------ PROVIDED ENTRIES ------

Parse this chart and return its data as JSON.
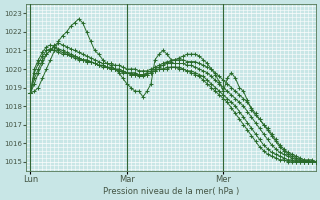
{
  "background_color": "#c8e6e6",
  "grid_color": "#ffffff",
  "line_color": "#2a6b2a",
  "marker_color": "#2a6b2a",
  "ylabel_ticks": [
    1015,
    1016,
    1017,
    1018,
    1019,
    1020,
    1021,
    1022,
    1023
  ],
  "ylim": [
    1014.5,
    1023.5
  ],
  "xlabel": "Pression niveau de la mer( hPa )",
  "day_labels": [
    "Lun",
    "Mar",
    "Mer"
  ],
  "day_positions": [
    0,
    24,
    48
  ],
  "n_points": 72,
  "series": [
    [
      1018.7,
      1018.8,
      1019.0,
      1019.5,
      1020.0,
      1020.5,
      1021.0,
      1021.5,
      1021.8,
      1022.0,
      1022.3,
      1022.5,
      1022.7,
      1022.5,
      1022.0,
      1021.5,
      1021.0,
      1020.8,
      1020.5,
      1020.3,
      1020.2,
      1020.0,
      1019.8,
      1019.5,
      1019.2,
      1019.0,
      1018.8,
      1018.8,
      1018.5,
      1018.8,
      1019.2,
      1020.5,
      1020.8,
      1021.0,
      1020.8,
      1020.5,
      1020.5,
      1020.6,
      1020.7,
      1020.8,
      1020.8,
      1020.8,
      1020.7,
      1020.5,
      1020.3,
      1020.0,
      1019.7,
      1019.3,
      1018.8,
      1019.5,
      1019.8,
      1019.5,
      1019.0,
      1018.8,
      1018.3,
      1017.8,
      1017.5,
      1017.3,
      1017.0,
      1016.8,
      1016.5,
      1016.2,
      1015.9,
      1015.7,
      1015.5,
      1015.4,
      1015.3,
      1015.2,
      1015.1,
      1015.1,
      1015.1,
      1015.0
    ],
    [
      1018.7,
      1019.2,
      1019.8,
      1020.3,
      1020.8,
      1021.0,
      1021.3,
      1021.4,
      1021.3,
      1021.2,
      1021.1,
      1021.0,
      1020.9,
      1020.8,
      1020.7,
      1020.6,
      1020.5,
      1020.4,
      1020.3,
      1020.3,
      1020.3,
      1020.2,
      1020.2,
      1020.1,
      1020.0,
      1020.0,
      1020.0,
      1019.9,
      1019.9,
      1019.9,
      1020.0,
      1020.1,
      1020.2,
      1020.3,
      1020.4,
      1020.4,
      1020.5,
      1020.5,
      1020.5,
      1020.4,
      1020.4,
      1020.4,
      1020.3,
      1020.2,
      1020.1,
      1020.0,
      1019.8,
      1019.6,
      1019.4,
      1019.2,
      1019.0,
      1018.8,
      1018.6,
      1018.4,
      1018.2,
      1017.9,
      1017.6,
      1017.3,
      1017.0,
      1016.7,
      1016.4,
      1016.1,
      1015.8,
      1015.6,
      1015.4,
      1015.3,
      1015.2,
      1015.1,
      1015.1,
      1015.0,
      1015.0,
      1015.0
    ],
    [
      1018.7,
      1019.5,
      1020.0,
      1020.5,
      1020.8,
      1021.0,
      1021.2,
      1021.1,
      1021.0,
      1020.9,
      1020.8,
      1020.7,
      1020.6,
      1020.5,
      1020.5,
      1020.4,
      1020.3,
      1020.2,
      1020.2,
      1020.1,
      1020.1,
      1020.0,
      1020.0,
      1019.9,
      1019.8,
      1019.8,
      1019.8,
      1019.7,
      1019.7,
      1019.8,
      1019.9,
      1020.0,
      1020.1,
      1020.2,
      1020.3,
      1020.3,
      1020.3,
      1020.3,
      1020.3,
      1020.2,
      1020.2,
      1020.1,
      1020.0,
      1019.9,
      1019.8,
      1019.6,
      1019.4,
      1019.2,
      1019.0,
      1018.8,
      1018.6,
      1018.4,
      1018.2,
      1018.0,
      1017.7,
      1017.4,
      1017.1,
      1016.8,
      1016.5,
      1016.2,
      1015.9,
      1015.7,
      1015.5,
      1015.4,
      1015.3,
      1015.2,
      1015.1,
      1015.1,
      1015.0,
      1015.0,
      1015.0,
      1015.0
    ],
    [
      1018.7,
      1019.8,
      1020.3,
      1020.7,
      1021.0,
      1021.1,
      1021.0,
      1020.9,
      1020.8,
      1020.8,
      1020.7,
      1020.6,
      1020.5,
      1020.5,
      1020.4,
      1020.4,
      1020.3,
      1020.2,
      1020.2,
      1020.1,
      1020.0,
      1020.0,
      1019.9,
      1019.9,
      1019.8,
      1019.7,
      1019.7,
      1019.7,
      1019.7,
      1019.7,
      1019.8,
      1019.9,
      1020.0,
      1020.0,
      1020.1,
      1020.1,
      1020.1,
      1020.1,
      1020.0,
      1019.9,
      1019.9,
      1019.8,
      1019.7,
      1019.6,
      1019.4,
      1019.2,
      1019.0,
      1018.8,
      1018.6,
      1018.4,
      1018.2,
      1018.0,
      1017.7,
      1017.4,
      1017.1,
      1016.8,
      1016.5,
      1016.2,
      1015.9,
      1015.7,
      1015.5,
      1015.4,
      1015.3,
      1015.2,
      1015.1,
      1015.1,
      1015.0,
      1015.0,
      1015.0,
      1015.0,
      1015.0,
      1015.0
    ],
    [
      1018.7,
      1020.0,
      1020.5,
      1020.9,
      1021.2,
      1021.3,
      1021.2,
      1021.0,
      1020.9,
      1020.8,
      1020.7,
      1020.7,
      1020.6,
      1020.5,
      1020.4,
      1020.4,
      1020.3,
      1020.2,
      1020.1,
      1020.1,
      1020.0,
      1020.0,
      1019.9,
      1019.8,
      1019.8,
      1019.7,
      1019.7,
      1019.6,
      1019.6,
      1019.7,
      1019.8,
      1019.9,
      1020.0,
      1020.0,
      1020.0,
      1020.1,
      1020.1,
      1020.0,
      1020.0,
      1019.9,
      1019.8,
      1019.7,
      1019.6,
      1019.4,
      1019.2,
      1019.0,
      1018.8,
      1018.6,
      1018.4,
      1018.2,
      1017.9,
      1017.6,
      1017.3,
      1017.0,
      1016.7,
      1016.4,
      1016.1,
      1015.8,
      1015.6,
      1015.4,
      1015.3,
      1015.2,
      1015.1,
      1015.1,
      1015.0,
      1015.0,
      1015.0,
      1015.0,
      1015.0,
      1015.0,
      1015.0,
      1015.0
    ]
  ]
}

------
------ PROVIDED ENTRIES ------

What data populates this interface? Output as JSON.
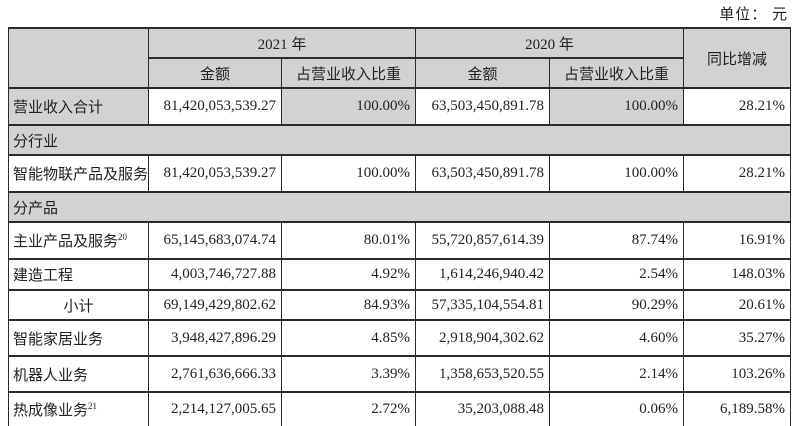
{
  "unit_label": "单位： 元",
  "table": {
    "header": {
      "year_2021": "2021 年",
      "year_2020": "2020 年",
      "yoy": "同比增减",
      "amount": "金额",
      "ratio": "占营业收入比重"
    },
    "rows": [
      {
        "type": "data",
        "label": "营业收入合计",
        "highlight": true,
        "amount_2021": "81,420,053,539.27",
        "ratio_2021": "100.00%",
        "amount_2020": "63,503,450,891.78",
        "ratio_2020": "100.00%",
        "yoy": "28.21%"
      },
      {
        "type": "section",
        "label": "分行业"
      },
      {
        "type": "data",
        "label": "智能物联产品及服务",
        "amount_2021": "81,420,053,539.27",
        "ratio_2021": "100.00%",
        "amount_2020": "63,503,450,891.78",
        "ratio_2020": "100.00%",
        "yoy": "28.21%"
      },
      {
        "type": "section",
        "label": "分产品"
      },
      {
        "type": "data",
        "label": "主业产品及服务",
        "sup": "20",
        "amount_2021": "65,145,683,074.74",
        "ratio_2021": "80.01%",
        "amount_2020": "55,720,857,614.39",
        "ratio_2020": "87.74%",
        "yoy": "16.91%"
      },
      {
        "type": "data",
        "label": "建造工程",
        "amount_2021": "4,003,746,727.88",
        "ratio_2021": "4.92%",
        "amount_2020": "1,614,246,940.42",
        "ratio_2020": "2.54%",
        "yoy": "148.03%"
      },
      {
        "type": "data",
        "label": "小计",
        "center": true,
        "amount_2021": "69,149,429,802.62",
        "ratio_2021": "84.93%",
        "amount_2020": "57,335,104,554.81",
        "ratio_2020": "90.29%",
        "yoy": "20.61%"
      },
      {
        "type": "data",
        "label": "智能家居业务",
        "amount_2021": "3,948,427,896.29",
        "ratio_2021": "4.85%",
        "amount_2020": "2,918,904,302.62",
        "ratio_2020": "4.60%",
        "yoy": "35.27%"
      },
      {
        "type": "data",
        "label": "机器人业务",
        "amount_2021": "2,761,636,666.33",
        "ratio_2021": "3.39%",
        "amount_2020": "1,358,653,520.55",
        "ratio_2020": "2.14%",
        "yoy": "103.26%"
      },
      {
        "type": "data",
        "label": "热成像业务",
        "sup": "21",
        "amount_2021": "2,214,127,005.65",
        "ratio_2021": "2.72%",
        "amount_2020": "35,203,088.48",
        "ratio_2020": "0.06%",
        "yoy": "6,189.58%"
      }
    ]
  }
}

------

= PROBLEM DESCRIPTION =
In the data above, tally the lines holding "this" and answer with the figure only.

= REPLY TO THE TASK =
2